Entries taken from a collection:
====================
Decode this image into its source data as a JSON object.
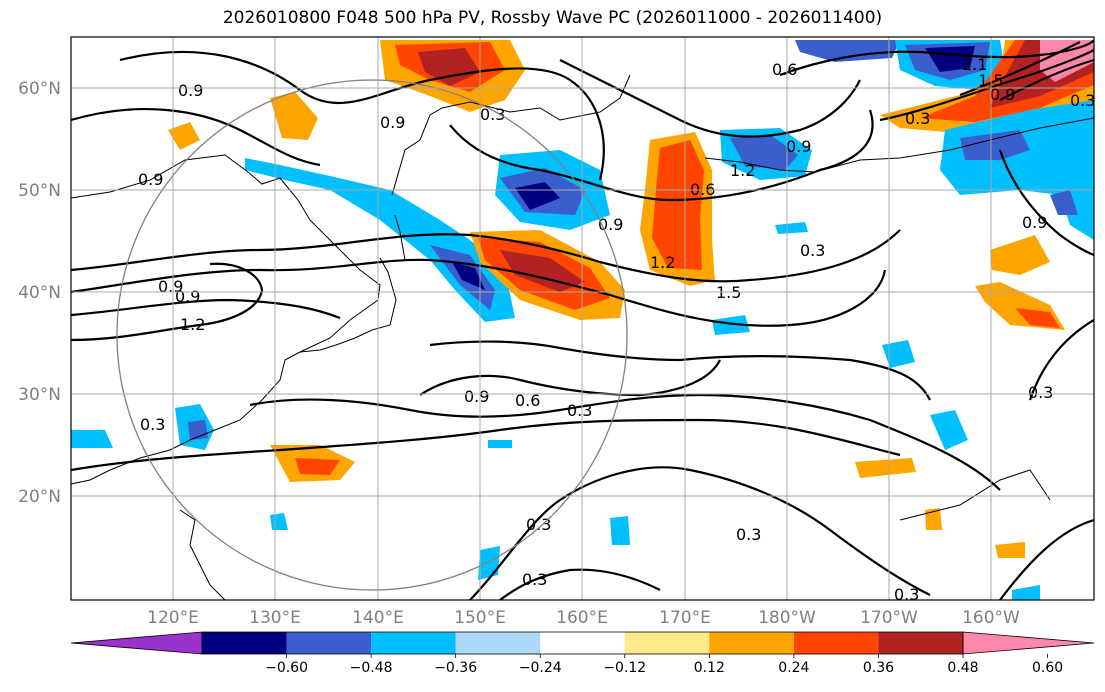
{
  "title": "2026010800 F048 500 hPa PV, Rossby Wave PC (2026011000 - 2026011400)",
  "map": {
    "lat_labels": [
      "60°N",
      "50°N",
      "40°N",
      "30°N",
      "20°N"
    ],
    "lon_labels": [
      "120°E",
      "130°E",
      "140°E",
      "150°E",
      "160°E",
      "170°E",
      "180°W",
      "170°W",
      "160°W"
    ],
    "extent": {
      "lon_min": 110,
      "lon_max": 210,
      "lat_min": 10,
      "lat_max": 65
    },
    "contour_labels": [
      "0.9",
      "0.9",
      "0.9",
      "0.9",
      "0.9",
      "1.2",
      "0.3",
      "0.6",
      "0.9",
      "1.2",
      "0.6",
      "0.9",
      "1.2",
      "1.5",
      "0.3",
      "0.9",
      "0.6",
      "0.3",
      "0.3",
      "0.3",
      "0.3",
      "0.3",
      "0.3",
      "0.3",
      "0.9",
      "2.1",
      "1.5",
      "0.9",
      "0.3",
      "0.3"
    ]
  },
  "colorbar": {
    "ticks": [
      "−0.60",
      "−0.48",
      "−0.36",
      "−0.24",
      "−0.12",
      "0.12",
      "0.24",
      "0.36",
      "0.48",
      "0.60"
    ],
    "colors": [
      "#9933cc",
      "#000080",
      "#3a5fcd",
      "#00bfff",
      "#add8f8",
      "#ffffff",
      "#ffe98a",
      "#ffa500",
      "#ff4500",
      "#b22222",
      "#ff88aa"
    ]
  }
}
====================
Task goal:
The material above holds pictures; copy everything else in it exactly.

Solution for this problem:
Decode this image into its source data as a JSON object.
{
  "title": "2026010800 F048 500 hPa PV, Rossby Wave PC (2026011000 - 2026011400)",
  "map": {
    "lat_labels": [
      "60°N",
      "50°N",
      "40°N",
      "30°N",
      "20°N"
    ],
    "lon_labels": [
      "120°E",
      "130°E",
      "140°E",
      "150°E",
      "160°E",
      "170°E",
      "180°W",
      "170°W",
      "160°W"
    ],
    "extent": {
      "lon_min": 110,
      "lon_max": 210,
      "lat_min": 10,
      "lat_max": 65
    },
    "contour_labels": [
      "0.9",
      "0.9",
      "0.9",
      "0.9",
      "0.9",
      "1.2",
      "0.3",
      "0.6",
      "0.9",
      "1.2",
      "0.6",
      "0.9",
      "1.2",
      "1.5",
      "0.3",
      "0.9",
      "0.6",
      "0.3",
      "0.3",
      "0.3",
      "0.3",
      "0.3",
      "0.3",
      "0.3",
      "0.9",
      "2.1",
      "1.5",
      "0.9",
      "0.3",
      "0.3"
    ]
  },
  "colorbar": {
    "ticks": [
      "−0.60",
      "−0.48",
      "−0.36",
      "−0.24",
      "−0.12",
      "0.12",
      "0.24",
      "0.36",
      "0.48",
      "0.60"
    ],
    "colors": [
      "#9933cc",
      "#000080",
      "#3a5fcd",
      "#00bfff",
      "#add8f8",
      "#ffffff",
      "#ffe98a",
      "#ffa500",
      "#ff4500",
      "#b22222",
      "#ff88aa"
    ]
  }
}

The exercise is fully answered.